> _RECORDS_:
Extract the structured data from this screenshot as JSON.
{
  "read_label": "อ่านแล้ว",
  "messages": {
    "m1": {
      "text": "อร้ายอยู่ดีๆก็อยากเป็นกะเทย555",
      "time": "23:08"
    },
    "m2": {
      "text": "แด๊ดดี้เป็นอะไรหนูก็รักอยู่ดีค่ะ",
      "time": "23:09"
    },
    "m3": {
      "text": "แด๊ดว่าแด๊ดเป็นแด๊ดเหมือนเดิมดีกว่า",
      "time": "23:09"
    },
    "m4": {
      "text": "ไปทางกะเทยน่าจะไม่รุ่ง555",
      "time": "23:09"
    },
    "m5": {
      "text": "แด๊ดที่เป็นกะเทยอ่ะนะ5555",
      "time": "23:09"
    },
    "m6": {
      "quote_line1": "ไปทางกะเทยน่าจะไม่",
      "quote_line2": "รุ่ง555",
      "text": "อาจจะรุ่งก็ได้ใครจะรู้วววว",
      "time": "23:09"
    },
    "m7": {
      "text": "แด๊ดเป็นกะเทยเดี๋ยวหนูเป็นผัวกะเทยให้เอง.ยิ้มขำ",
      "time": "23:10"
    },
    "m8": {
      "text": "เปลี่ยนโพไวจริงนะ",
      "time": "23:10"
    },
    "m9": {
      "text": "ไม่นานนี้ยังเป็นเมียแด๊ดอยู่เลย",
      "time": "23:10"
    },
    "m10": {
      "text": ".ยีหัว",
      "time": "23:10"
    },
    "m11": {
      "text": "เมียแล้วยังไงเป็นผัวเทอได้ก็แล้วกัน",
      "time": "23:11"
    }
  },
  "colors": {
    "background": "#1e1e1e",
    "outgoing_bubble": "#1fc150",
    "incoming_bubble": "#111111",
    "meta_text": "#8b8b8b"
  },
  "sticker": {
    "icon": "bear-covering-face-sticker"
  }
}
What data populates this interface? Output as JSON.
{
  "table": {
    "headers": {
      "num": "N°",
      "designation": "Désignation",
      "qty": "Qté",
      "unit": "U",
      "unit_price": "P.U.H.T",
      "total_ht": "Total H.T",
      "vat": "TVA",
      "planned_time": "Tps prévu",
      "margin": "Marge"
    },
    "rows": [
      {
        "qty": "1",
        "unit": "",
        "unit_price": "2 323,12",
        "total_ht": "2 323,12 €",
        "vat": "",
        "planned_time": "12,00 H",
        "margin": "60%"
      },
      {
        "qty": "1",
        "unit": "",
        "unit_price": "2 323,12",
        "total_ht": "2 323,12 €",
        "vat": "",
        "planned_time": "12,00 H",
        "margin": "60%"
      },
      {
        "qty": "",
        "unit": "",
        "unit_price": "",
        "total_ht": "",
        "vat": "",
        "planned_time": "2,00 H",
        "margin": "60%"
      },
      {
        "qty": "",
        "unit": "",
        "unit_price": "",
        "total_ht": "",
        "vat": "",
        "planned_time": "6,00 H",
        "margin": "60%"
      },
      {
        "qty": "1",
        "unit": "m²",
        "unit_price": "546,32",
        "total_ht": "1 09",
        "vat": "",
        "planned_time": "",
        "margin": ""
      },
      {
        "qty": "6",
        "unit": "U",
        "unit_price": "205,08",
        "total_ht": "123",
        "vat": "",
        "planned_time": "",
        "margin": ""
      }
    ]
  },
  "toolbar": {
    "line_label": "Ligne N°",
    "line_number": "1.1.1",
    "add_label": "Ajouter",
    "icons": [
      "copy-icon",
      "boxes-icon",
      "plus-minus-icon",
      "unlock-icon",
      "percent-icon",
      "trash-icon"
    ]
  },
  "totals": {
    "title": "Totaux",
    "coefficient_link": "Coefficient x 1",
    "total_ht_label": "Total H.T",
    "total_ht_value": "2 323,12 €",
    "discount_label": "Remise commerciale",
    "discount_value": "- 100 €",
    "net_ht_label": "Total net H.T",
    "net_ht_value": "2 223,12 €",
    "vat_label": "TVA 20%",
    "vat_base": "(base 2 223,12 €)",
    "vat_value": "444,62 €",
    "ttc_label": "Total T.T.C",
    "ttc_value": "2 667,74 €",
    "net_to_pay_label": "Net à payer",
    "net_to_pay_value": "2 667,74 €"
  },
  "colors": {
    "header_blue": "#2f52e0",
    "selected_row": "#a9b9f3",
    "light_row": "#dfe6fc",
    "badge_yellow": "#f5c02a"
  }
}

> _INSTRUCTION_:
Please restate the data word for word, every record included.

> _COMPLETED TASK_:
Extract the structured data from this screenshot as JSON.
{
  "read_label": "อ่านแล้ว",
  "messages": {
    "m1": {
      "text": "อร้ายอยู่ดีๆก็อยากเป็นกะเทย555",
      "time": "23:08"
    },
    "m2": {
      "text": "แด๊ดดี้เป็นอะไรหนูก็รักอยู่ดีค่ะ",
      "time": "23:09"
    },
    "m3": {
      "text": "แด๊ดว่าแด๊ดเป็นแด๊ดเหมือนเดิมดีกว่า",
      "time": "23:09"
    },
    "m4": {
      "text": "ไปทางกะเทยน่าจะไม่รุ่ง555",
      "time": "23:09"
    },
    "m5": {
      "text": "แด๊ดที่เป็นกะเทยอ่ะนะ5555",
      "time": "23:09"
    },
    "m6": {
      "quote_line1": "ไปทางกะเทยน่าจะไม่",
      "quote_line2": "รุ่ง555",
      "text": "อาจจะรุ่งก็ได้ใครจะรู้วววว",
      "time": "23:09"
    },
    "m7": {
      "text": "แด๊ดเป็นกะเทยเดี๋ยวหนูเป็นผัวกะเทยให้เอง.ยิ้มขำ",
      "time": "23:10"
    },
    "m8": {
      "text": "เปลี่ยนโพไวจริงนะ",
      "time": "23:10"
    },
    "m9": {
      "text": "ไม่นานนี้ยังเป็นเมียแด๊ดอยู่เลย",
      "time": "23:10"
    },
    "m10": {
      "text": ".ยีหัว",
      "time": "23:10"
    },
    "m11": {
      "text": "เมียแล้วยังไงเป็นผัวเทอได้ก็แล้วกัน",
      "time": "23:11"
    }
  },
  "colors": {
    "background": "#1e1e1e",
    "outgoing_bubble": "#1fc150",
    "incoming_bubble": "#111111",
    "meta_text": "#8b8b8b"
  },
  "sticker": {
    "icon": "bear-covering-face-sticker"
  }
}
What data populates this interface? Output as JSON.
{
  "table": {
    "headers": {
      "num": "N°",
      "designation": "Désignation",
      "qty": "Qté",
      "unit": "U",
      "unit_price": "P.U.H.T",
      "total_ht": "Total H.T",
      "vat": "TVA",
      "planned_time": "Tps prévu",
      "margin": "Marge"
    },
    "rows": [
      {
        "qty": "1",
        "unit": "",
        "unit_price": "2 323,12",
        "total_ht": "2 323,12 €",
        "vat": "",
        "planned_time": "12,00 H",
        "margin": "60%"
      },
      {
        "qty": "1",
        "unit": "",
        "unit_price": "2 323,12",
        "total_ht": "2 323,12 €",
        "vat": "",
        "planned_time": "12,00 H",
        "margin": "60%"
      },
      {
        "qty": "",
        "unit": "",
        "unit_price": "",
        "total_ht": "",
        "vat": "",
        "planned_time": "2,00 H",
        "margin": "60%"
      },
      {
        "qty": "",
        "unit": "",
        "unit_price": "",
        "total_ht": "",
        "vat": "",
        "planned_time": "6,00 H",
        "margin": "60%"
      },
      {
        "qty": "1",
        "unit": "m²",
        "unit_price": "546,32",
        "total_ht": "1 09",
        "vat": "",
        "planned_time": "",
        "margin": ""
      },
      {
        "qty": "6",
        "unit": "U",
        "unit_price": "205,08",
        "total_ht": "123",
        "vat": "",
        "planned_time": "",
        "margin": ""
      }
    ]
  },
  "toolbar": {
    "line_label": "Ligne N°",
    "line_number": "1.1.1",
    "add_label": "Ajouter",
    "icons": [
      "copy-icon",
      "boxes-icon",
      "plus-minus-icon",
      "unlock-icon",
      "percent-icon",
      "trash-icon"
    ]
  },
  "totals": {
    "title": "Totaux",
    "coefficient_link": "Coefficient x 1",
    "total_ht_label": "Total H.T",
    "total_ht_value": "2 323,12 €",
    "discount_label": "Remise commerciale",
    "discount_value": "- 100 €",
    "net_ht_label": "Total net H.T",
    "net_ht_value": "2 223,12 €",
    "vat_label": "TVA 20%",
    "vat_base": "(base 2 223,12 €)",
    "vat_value": "444,62 €",
    "ttc_label": "Total T.T.C",
    "ttc_value": "2 667,74 €",
    "net_to_pay_label": "Net à payer",
    "net_to_pay_value": "2 667,74 €"
  },
  "colors": {
    "header_blue": "#2f52e0",
    "selected_row": "#a9b9f3",
    "light_row": "#dfe6fc",
    "badge_yellow": "#f5c02a"
  }
}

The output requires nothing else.